Task |
Below is a listing; copy all of it exactly.

Information shown |
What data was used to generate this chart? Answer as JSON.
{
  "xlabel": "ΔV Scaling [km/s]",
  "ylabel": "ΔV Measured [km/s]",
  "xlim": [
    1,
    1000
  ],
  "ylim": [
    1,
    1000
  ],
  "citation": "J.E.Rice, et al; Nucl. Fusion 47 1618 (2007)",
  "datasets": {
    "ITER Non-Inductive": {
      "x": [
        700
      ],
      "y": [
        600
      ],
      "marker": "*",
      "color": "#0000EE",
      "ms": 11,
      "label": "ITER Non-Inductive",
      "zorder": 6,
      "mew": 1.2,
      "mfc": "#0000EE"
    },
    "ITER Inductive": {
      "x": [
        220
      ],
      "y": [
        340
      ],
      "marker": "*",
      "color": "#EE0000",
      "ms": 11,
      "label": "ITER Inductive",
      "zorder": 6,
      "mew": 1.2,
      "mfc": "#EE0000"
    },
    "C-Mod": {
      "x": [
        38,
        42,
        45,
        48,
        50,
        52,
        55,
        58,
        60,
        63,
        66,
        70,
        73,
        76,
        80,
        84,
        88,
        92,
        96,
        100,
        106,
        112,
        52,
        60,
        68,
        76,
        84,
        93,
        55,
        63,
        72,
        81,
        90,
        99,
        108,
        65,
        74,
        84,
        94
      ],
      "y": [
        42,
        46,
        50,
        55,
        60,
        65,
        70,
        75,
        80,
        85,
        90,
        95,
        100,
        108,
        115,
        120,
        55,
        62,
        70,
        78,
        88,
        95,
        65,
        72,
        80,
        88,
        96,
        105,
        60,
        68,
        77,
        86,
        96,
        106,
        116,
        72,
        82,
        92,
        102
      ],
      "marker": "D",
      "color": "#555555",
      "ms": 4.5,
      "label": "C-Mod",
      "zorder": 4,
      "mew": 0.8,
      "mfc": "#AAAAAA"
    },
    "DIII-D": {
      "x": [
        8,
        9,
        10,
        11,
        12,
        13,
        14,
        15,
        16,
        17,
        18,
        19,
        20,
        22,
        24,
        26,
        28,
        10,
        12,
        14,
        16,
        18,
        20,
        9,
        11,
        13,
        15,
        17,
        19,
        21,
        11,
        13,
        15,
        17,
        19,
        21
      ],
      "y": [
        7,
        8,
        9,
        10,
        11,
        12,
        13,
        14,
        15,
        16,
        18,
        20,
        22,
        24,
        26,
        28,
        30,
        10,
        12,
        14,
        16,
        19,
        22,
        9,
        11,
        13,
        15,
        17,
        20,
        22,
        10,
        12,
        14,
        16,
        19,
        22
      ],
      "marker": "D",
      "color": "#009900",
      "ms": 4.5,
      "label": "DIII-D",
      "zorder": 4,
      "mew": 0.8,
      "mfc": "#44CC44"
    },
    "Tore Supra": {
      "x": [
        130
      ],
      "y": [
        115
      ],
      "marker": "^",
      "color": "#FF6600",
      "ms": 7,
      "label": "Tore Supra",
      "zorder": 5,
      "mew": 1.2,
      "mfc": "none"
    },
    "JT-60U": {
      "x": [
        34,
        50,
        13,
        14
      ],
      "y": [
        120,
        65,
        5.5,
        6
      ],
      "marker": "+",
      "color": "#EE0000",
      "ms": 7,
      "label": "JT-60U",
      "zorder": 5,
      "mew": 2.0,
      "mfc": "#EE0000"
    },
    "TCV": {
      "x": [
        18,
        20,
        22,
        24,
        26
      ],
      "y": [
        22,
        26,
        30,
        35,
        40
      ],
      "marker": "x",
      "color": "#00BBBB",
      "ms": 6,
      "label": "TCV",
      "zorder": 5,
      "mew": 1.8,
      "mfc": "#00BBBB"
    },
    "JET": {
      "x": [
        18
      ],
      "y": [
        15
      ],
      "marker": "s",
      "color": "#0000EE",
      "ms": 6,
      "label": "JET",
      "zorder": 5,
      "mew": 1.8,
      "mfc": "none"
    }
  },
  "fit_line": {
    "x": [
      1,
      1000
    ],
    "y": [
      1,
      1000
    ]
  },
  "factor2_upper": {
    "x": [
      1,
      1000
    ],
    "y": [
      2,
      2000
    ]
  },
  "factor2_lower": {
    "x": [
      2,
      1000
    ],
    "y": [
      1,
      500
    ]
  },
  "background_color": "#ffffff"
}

Output of the task |
What data was used to generate this chart? Answer as JSON.
{
  "xlabel": "ΔV Scaling [km/s]",
  "ylabel": "ΔV Measured [km/s]",
  "xlim": [
    1,
    1000
  ],
  "ylim": [
    1,
    1000
  ],
  "citation": "J.E.Rice, et al; Nucl. Fusion 47 1618 (2007)",
  "datasets": {
    "ITER Non-Inductive": {
      "x": [
        700
      ],
      "y": [
        600
      ],
      "marker": "*",
      "color": "#0000EE",
      "ms": 11,
      "label": "ITER Non-Inductive",
      "zorder": 6,
      "mew": 1.2,
      "mfc": "#0000EE"
    },
    "ITER Inductive": {
      "x": [
        220
      ],
      "y": [
        340
      ],
      "marker": "*",
      "color": "#EE0000",
      "ms": 11,
      "label": "ITER Inductive",
      "zorder": 6,
      "mew": 1.2,
      "mfc": "#EE0000"
    },
    "C-Mod": {
      "x": [
        38,
        42,
        45,
        48,
        50,
        52,
        55,
        58,
        60,
        63,
        66,
        70,
        73,
        76,
        80,
        84,
        88,
        92,
        96,
        100,
        106,
        112,
        52,
        60,
        68,
        76,
        84,
        93,
        55,
        63,
        72,
        81,
        90,
        99,
        108,
        65,
        74,
        84,
        94
      ],
      "y": [
        42,
        46,
        50,
        55,
        60,
        65,
        70,
        75,
        80,
        85,
        90,
        95,
        100,
        108,
        115,
        120,
        55,
        62,
        70,
        78,
        88,
        95,
        65,
        72,
        80,
        88,
        96,
        105,
        60,
        68,
        77,
        86,
        96,
        106,
        116,
        72,
        82,
        92,
        102
      ],
      "marker": "D",
      "color": "#555555",
      "ms": 4.5,
      "label": "C-Mod",
      "zorder": 4,
      "mew": 0.8,
      "mfc": "#AAAAAA"
    },
    "DIII-D": {
      "x": [
        8,
        9,
        10,
        11,
        12,
        13,
        14,
        15,
        16,
        17,
        18,
        19,
        20,
        22,
        24,
        26,
        28,
        10,
        12,
        14,
        16,
        18,
        20,
        9,
        11,
        13,
        15,
        17,
        19,
        21,
        11,
        13,
        15,
        17,
        19,
        21
      ],
      "y": [
        7,
        8,
        9,
        10,
        11,
        12,
        13,
        14,
        15,
        16,
        18,
        20,
        22,
        24,
        26,
        28,
        30,
        10,
        12,
        14,
        16,
        19,
        22,
        9,
        11,
        13,
        15,
        17,
        20,
        22,
        10,
        12,
        14,
        16,
        19,
        22
      ],
      "marker": "D",
      "color": "#009900",
      "ms": 4.5,
      "label": "DIII-D",
      "zorder": 4,
      "mew": 0.8,
      "mfc": "#44CC44"
    },
    "Tore Supra": {
      "x": [
        130
      ],
      "y": [
        115
      ],
      "marker": "^",
      "color": "#FF6600",
      "ms": 7,
      "label": "Tore Supra",
      "zorder": 5,
      "mew": 1.2,
      "mfc": "none"
    },
    "JT-60U": {
      "x": [
        34,
        50,
        13,
        14
      ],
      "y": [
        120,
        65,
        5.5,
        6
      ],
      "marker": "+",
      "color": "#EE0000",
      "ms": 7,
      "label": "JT-60U",
      "zorder": 5,
      "mew": 2.0,
      "mfc": "#EE0000"
    },
    "TCV": {
      "x": [
        18,
        20,
        22,
        24,
        26
      ],
      "y": [
        22,
        26,
        30,
        35,
        40
      ],
      "marker": "x",
      "color": "#00BBBB",
      "ms": 6,
      "label": "TCV",
      "zorder": 5,
      "mew": 1.8,
      "mfc": "#00BBBB"
    },
    "JET": {
      "x": [
        18
      ],
      "y": [
        15
      ],
      "marker": "s",
      "color": "#0000EE",
      "ms": 6,
      "label": "JET",
      "zorder": 5,
      "mew": 1.8,
      "mfc": "none"
    }
  },
  "fit_line": {
    "x": [
      1,
      1000
    ],
    "y": [
      1,
      1000
    ]
  },
  "factor2_upper": {
    "x": [
      1,
      1000
    ],
    "y": [
      2,
      2000
    ]
  },
  "factor2_lower": {
    "x": [
      2,
      1000
    ],
    "y": [
      1,
      500
    ]
  },
  "background_color": "#ffffff"
}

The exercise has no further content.